### Request:
Repeat word for word everything from the line containing "Give me a plain-text" to the end of the listing, first and last lines included, and only that.

::: Data shown

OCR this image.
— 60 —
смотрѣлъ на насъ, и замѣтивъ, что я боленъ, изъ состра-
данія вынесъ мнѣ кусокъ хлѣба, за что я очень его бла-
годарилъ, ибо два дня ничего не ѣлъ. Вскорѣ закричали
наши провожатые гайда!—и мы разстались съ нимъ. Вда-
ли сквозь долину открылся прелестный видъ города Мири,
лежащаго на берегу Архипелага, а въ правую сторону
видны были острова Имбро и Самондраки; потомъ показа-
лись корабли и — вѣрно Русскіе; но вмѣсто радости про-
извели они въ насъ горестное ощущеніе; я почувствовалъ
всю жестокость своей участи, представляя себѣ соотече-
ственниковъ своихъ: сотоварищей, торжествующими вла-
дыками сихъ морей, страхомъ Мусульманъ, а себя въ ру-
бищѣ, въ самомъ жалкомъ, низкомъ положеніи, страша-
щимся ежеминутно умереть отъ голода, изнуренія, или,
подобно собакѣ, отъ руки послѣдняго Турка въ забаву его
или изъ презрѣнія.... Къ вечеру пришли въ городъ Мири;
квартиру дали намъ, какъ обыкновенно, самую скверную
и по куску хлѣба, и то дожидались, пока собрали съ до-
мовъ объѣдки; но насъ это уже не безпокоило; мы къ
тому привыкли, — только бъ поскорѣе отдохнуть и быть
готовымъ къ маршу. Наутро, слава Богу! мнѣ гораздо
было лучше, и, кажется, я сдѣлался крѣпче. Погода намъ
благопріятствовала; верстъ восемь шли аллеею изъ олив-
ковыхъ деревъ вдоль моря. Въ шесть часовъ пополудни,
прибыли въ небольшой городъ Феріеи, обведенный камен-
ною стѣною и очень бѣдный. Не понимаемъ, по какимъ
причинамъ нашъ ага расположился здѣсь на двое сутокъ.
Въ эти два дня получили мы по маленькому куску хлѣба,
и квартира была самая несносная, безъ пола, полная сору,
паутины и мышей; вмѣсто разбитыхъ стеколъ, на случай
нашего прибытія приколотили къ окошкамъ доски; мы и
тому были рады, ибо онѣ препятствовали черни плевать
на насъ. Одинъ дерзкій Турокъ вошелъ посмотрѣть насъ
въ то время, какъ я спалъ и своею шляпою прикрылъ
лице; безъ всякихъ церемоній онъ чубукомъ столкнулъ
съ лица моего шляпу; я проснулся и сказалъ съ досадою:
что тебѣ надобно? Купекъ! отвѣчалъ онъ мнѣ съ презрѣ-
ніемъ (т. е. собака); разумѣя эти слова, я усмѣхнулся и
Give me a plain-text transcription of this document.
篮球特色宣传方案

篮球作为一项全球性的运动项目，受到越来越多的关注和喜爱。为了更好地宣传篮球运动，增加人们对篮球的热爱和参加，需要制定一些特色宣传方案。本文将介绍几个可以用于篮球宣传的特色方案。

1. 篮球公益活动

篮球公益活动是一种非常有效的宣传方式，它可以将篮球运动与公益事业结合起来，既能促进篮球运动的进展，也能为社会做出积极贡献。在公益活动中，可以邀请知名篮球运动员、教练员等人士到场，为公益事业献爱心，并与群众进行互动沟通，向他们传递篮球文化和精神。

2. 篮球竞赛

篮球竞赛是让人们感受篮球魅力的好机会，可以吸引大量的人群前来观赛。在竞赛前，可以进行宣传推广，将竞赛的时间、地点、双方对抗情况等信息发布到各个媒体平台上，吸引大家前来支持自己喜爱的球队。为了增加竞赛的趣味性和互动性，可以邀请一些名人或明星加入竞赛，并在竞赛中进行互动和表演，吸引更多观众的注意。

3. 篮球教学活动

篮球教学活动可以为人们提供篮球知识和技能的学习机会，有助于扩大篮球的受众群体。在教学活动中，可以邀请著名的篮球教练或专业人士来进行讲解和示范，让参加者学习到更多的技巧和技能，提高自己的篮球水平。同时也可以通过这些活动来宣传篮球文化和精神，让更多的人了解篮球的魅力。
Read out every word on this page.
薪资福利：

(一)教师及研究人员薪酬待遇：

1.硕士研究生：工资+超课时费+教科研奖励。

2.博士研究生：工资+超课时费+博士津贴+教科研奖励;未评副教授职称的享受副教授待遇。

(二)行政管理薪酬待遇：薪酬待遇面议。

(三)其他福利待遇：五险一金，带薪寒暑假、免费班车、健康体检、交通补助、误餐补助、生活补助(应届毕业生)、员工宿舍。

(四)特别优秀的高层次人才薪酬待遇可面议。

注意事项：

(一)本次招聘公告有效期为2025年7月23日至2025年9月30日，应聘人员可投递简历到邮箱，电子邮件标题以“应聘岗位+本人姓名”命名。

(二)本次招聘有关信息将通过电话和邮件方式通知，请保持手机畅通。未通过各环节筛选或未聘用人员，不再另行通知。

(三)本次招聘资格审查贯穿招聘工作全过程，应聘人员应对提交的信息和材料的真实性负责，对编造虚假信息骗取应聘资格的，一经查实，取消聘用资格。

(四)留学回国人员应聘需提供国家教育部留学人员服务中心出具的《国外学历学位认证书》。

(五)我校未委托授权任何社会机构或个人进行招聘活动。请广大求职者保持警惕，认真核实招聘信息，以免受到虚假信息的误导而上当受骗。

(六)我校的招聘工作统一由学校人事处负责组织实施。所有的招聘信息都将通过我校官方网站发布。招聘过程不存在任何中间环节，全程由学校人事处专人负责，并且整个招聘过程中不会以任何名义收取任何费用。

::::::

### Completed exercise:
Give me a plain-text transcription of this document.
篮球特色宣传方案

篮球作为一项全球性的运动项目，受到越来越多的关注和喜爱。为了更好地宣传篮球运动，增加人们对篮球的热爱和参加，需要制定一些特色宣传方案。本文将介绍几个可以用于篮球宣传的特色方案。

1. 篮球公益活动

篮球公益活动是一种非常有效的宣传方式，它可以将篮球运动与公益事业结合起来，既能促进篮球运动的进展，也能为社会做出积极贡献。在公益活动中，可以邀请知名篮球运动员、教练员等人士到场，为公益事业献爱心，并与群众进行互动沟通，向他们传递篮球文化和精神。

2. 篮球竞赛

篮球竞赛是让人们感受篮球魅力的好机会，可以吸引大量的人群前来观赛。在竞赛前，可以进行宣传推广，将竞赛的时间、地点、双方对抗情况等信息发布到各个媒体平台上，吸引大家前来支持自己喜爱的球队。为了增加竞赛的趣味性和互动性，可以邀请一些名人或明星加入竞赛，并在竞赛中进行互动和表演，吸引更多观众的注意。

3. 篮球教学活动

篮球教学活动可以为人们提供篮球知识和技能的学习机会，有助于扩大篮球的受众群体。在教学活动中，可以邀请著名的篮球教练或专业人士来进行讲解和示范，让参加者学习到更多的技巧和技能，提高自己的篮球水平。同时也可以通过这些活动来宣传篮球文化和精神，让更多的人了解篮球的魅力。
Read out every word on this page.
薪资福利：

(一)教师及研究人员薪酬待遇：

1.硕士研究生：工资+超课时费+教科研奖励。

2.博士研究生：工资+超课时费+博士津贴+教科研奖励;未评副教授职称的享受副教授待遇。

(二)行政管理薪酬待遇：薪酬待遇面议。

(三)其他福利待遇：五险一金，带薪寒暑假、免费班车、健康体检、交通补助、误餐补助、生活补助(应届毕业生)、员工宿舍。

(四)特别优秀的高层次人才薪酬待遇可面议。

注意事项：

(一)本次招聘公告有效期为2025年7月23日至2025年9月30日，应聘人员可投递简历到邮箱，电子邮件标题以“应聘岗位+本人姓名”命名。

(二)本次招聘有关信息将通过电话和邮件方式通知，请保持手机畅通。未通过各环节筛选或未聘用人员，不再另行通知。

(三)本次招聘资格审查贯穿招聘工作全过程，应聘人员应对提交的信息和材料的真实性负责，对编造虚假信息骗取应聘资格的，一经查实，取消聘用资格。

(四)留学回国人员应聘需提供国家教育部留学人员服务中心出具的《国外学历学位认证书》。

(五)我校未委托授权任何社会机构或个人进行招聘活动。请广大求职者保持警惕，认真核实招聘信息，以免受到虚假信息的误导而上当受骗。

(六)我校的招聘工作统一由学校人事处负责组织实施。所有的招聘信息都将通过我校官方网站发布。招聘过程不存在任何中间环节，全程由学校人事处专人负责，并且整个招聘过程中不会以任何名义收取任何费用。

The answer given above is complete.